* EXERCÍCIOS A REALIZAR *
(a) De acordo com o texto sobre a rodovia, em que tipo de rodovia ficam os pedágios mais caros?
(b) Reproduza fielmente o trecho do texto sobre a rodovia que vai de "Calor no carro." até "esclarecimentos a respeito.", incluindo este último.
(c) Resuma de forma mais breve o parágrafo do texto sobre a rodovia que começa com "A rodovia, que era duplicada", mantendo os fatos principais.

* TRECHO DO TEXTO *
────────

Calor no carro. O ar condicionado dele não vence. Abrir as janelas seria o recurso se a velocidade na estrada não disparasse um barulho maldito aos ouvidos, ensurdecendo a ponto de não ouvirmos os próprios pensamentos.
A rodovia, que era duplicada, já não é mais. Não entendam errado. Não é uma rodovia duplicada que voltou a ser de mão única. Me refiro ao fato de que trechos mais ao norte foram duplicados e quando os veículos escoam suas presenças ao sul, encontram novamente uma estrada de via única. Aquelas em que é preciso adentrar ao espaço da contramão para realizar uma ultrapassagem.
A infraestrutura é melhor lá ao norte, conforme os pedágios são mais baratos. Novamente, não entendam errado. Isto mesmo. Os pedágios mais caros são os da rodovia de mão única. Uma boa investigação sobre prestação de contas poderia trazer magníficos esclarecimentos a respeito.

────────

* BLOCO DE DADOS *
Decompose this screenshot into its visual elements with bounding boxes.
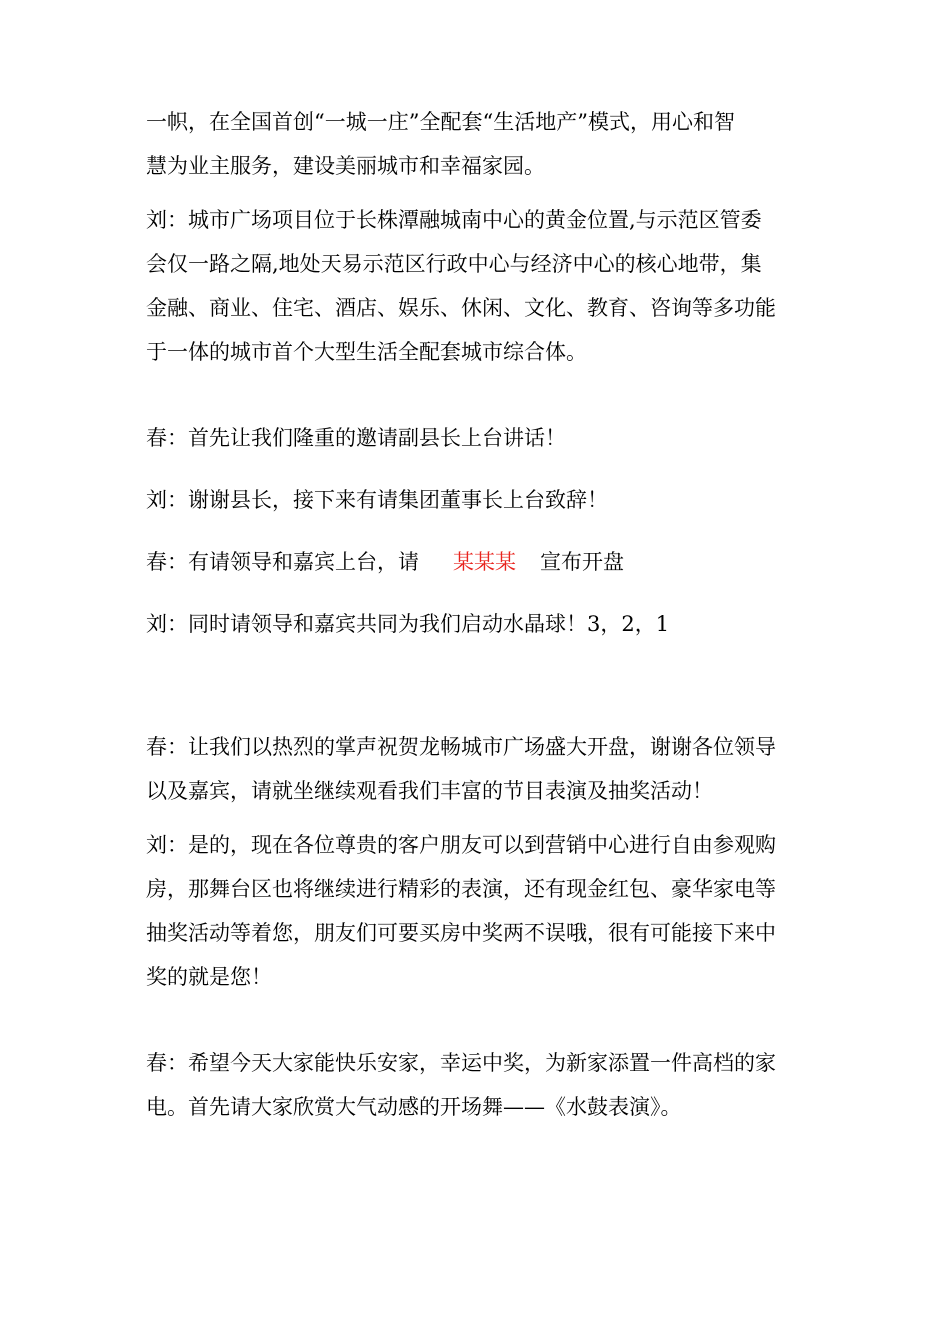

────────

* RESULTADOS POR TAREFA *
(a) Os pedágios mais caros ficam na rodovia de mão única.

(b)
Calor no carro. O ar condicionado dele não vence. Abrir as janelas seria o recurso se a velocidade na estrada não disparasse um barulho maldito aos ouvidos, ensurdecendo a ponto de não ouvirmos os próprios pensamentos.
A rodovia, que era duplicada, já não é mais. Não entendam errado. Não é uma rodovia duplicada que voltou a ser de mão única. Me refiro ao fato de que trechos mais ao norte foram duplicados e quando os veículos escoam suas presenças ao sul, encontram novamente uma estrada de via única. Aquelas em que é preciso adentrar ao espaço da contramão para realizar uma ultrapassagem.
A infraestrutura é melhor lá ao norte, conforme os pedágios são mais baratos. Novamente, não entendam errado. Isto mesmo. Os pedágios mais caros são os da rodovia de mão única. Uma boa investigação sobre prestação de contas poderia trazer magníficos esclarecimentos a respeito.

(c) A rodovia não deixou de ser duplicada. Apenas os trechos mais ao norte foram duplicados. Mais ao sul, os veículos voltam a encontrar uma estrada de via única, onde é preciso entrar na contramão para ultrapassar.